**Excerpts from a figure dataset**
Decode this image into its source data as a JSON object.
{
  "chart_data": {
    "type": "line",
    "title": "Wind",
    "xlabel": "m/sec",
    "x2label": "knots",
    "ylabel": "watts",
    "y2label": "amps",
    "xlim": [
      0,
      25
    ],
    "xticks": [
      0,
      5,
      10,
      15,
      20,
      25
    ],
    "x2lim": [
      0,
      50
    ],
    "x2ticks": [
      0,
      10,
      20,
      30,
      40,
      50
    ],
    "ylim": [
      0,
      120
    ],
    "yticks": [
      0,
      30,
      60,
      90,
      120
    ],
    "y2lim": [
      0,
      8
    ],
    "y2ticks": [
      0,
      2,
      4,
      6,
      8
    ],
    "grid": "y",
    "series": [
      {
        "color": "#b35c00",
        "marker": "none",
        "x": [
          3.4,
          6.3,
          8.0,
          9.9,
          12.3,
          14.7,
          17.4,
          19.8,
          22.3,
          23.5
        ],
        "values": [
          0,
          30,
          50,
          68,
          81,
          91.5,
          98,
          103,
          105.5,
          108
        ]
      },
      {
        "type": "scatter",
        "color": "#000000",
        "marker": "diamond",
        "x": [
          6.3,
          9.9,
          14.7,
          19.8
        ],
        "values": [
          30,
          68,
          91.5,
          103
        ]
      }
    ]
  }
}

**Task statement**
Transcribe the full listing above without leaving anything out.

**Response**
Decode this image into its source data as a JSON object.
{
  "chart_data": {
    "type": "line",
    "title": "Wind",
    "xlabel": "m/sec",
    "x2label": "knots",
    "ylabel": "watts",
    "y2label": "amps",
    "xlim": [
      0,
      25
    ],
    "xticks": [
      0,
      5,
      10,
      15,
      20,
      25
    ],
    "x2lim": [
      0,
      50
    ],
    "x2ticks": [
      0,
      10,
      20,
      30,
      40,
      50
    ],
    "ylim": [
      0,
      120
    ],
    "yticks": [
      0,
      30,
      60,
      90,
      120
    ],
    "y2lim": [
      0,
      8
    ],
    "y2ticks": [
      0,
      2,
      4,
      6,
      8
    ],
    "grid": "y",
    "series": [
      {
        "color": "#b35c00",
        "marker": "none",
        "x": [
          3.4,
          6.3,
          8.0,
          9.9,
          12.3,
          14.7,
          17.4,
          19.8,
          22.3,
          23.5
        ],
        "values": [
          0,
          30,
          50,
          68,
          81,
          91.5,
          98,
          103,
          105.5,
          108
        ]
      },
      {
        "type": "scatter",
        "color": "#000000",
        "marker": "diamond",
        "x": [
          6.3,
          9.9,
          14.7,
          19.8
        ],
        "values": [
          30,
          68,
          91.5,
          103
        ]
      }
    ]
  }
}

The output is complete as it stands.